RAW RECORDS:

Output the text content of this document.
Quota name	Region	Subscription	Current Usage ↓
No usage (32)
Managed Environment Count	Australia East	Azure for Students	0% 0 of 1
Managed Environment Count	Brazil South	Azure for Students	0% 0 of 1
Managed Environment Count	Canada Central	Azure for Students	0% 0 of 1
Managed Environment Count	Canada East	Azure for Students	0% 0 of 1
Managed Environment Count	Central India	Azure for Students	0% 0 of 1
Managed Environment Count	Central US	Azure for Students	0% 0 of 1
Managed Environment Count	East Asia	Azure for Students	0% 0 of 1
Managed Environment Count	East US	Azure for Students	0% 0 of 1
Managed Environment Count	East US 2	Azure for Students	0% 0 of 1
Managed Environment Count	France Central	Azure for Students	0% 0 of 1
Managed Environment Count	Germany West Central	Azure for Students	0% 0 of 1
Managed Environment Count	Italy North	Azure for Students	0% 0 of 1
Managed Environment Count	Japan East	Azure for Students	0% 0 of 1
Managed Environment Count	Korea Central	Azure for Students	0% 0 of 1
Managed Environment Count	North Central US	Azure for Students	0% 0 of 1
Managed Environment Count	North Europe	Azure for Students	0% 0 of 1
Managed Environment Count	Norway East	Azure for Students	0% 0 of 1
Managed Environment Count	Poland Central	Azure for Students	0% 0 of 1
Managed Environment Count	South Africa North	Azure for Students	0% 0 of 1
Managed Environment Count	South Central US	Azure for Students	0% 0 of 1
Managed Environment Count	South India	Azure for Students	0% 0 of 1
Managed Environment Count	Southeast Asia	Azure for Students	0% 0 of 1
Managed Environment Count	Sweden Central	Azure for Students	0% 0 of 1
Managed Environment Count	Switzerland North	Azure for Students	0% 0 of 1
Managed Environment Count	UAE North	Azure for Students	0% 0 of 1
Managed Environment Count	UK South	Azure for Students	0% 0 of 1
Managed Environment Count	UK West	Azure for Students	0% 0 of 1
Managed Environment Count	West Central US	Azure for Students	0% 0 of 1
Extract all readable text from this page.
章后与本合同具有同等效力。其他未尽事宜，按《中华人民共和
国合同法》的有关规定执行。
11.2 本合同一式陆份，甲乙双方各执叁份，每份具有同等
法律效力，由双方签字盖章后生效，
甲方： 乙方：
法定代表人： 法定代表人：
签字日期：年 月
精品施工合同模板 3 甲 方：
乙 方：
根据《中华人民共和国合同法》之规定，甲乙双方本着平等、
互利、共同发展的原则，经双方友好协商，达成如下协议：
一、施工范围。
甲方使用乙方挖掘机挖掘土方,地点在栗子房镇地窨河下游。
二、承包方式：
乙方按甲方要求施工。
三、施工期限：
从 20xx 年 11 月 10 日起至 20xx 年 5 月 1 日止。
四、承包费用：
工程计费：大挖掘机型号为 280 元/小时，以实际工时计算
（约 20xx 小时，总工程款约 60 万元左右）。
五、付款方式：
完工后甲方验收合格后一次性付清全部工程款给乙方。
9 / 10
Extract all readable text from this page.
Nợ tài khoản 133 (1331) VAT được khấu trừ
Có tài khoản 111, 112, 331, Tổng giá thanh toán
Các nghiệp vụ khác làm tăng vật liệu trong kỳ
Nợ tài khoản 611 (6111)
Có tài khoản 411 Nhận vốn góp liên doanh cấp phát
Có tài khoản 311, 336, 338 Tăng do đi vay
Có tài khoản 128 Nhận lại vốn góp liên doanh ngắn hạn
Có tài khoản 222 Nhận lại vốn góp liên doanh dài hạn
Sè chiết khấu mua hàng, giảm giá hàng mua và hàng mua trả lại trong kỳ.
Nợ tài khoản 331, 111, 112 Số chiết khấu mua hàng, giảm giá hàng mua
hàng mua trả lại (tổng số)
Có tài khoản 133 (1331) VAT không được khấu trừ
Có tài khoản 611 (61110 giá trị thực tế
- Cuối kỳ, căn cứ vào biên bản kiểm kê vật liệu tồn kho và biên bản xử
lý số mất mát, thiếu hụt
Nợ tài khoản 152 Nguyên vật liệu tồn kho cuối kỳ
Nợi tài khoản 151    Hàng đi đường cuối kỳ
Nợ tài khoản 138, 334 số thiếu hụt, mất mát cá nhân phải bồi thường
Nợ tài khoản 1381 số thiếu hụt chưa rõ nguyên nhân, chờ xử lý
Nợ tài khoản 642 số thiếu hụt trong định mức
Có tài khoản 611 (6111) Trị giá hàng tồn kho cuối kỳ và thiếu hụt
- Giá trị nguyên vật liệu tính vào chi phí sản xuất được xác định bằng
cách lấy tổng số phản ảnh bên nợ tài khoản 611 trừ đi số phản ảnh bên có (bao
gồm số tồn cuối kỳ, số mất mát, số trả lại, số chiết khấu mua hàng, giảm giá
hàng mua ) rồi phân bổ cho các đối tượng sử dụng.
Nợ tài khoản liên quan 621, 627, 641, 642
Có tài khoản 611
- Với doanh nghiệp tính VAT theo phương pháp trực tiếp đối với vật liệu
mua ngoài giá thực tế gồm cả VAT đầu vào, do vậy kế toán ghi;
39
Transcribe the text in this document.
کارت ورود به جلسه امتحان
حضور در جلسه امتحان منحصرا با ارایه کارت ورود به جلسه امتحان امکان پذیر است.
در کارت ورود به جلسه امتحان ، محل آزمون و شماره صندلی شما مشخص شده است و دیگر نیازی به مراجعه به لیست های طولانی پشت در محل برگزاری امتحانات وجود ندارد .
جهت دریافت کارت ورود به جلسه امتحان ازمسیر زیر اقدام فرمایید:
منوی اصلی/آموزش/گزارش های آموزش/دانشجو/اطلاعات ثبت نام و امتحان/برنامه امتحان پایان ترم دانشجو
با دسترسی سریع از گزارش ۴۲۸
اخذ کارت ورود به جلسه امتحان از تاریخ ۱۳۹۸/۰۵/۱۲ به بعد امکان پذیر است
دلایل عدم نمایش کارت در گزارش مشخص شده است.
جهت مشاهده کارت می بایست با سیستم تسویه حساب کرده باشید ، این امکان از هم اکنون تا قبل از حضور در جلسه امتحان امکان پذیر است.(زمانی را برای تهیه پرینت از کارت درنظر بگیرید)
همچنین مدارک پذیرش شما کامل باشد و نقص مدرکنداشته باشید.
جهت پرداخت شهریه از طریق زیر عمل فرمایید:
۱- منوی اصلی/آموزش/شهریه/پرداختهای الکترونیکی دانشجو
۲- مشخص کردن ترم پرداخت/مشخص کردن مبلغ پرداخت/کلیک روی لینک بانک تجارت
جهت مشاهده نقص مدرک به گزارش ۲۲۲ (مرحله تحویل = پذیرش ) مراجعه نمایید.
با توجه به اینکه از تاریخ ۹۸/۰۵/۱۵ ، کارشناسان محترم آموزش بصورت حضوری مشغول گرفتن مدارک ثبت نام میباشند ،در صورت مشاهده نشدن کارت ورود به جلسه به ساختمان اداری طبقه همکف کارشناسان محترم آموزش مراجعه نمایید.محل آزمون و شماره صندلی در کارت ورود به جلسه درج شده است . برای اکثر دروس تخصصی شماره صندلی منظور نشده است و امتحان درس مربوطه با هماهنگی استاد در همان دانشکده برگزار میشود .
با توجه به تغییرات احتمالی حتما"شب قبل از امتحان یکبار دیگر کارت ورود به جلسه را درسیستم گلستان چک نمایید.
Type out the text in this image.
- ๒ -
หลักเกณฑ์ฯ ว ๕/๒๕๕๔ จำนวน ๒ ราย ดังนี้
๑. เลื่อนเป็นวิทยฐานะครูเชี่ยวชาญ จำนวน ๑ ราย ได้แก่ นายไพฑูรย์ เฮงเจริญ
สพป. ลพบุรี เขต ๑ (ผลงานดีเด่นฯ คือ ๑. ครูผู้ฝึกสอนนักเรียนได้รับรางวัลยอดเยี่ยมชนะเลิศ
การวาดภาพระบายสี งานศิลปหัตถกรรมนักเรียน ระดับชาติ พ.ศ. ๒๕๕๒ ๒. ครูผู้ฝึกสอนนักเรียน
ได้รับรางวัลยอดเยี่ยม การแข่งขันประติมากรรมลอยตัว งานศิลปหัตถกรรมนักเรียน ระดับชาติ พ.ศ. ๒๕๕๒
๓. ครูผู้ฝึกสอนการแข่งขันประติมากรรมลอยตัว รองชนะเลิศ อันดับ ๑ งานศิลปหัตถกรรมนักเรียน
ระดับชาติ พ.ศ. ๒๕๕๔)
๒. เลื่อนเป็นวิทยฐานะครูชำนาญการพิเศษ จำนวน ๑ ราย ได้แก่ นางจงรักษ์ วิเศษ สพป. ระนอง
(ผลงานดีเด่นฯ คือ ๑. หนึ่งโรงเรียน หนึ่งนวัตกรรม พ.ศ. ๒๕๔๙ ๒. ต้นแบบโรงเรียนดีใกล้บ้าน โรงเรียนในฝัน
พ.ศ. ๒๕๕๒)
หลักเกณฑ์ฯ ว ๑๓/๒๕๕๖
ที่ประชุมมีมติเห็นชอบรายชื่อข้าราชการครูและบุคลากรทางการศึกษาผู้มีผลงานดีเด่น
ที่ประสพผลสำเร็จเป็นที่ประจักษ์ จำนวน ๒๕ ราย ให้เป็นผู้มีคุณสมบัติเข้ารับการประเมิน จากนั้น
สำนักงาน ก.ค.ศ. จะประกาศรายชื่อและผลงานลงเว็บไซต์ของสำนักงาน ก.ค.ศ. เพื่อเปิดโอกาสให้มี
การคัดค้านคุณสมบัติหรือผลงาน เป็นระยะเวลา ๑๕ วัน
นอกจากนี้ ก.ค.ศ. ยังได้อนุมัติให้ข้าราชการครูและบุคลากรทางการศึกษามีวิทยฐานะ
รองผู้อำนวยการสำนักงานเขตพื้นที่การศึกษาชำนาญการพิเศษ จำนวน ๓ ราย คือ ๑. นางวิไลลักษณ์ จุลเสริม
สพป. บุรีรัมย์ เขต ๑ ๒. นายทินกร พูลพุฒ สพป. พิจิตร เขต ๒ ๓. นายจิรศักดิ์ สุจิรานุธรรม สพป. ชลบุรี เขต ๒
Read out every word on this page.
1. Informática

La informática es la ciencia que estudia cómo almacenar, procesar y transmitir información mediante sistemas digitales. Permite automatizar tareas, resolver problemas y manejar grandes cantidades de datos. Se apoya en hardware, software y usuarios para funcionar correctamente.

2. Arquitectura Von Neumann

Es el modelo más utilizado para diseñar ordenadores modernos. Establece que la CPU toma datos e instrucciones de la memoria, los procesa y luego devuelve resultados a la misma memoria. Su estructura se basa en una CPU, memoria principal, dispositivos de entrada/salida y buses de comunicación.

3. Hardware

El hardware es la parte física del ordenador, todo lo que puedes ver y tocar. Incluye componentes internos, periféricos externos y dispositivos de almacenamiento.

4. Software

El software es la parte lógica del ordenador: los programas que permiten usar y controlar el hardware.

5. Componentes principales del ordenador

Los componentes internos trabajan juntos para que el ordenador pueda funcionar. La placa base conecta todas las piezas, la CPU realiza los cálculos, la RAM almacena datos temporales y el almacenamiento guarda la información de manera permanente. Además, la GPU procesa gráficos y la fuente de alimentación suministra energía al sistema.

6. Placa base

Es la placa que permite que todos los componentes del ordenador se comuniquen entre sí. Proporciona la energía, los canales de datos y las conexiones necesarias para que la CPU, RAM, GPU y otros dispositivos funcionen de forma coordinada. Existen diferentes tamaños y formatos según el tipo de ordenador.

EXERCISE OBJECTIVE: Show every line from the entries above in which "شهریه" appears.

SOLUTION TO THIS PROBLEM:
جهت پرداخت شهریه از طریق زیر عمل فرمایید:
۱- منوی اصلی/آموزش/شهریه/پرداختهای الکترونیکی دانشجو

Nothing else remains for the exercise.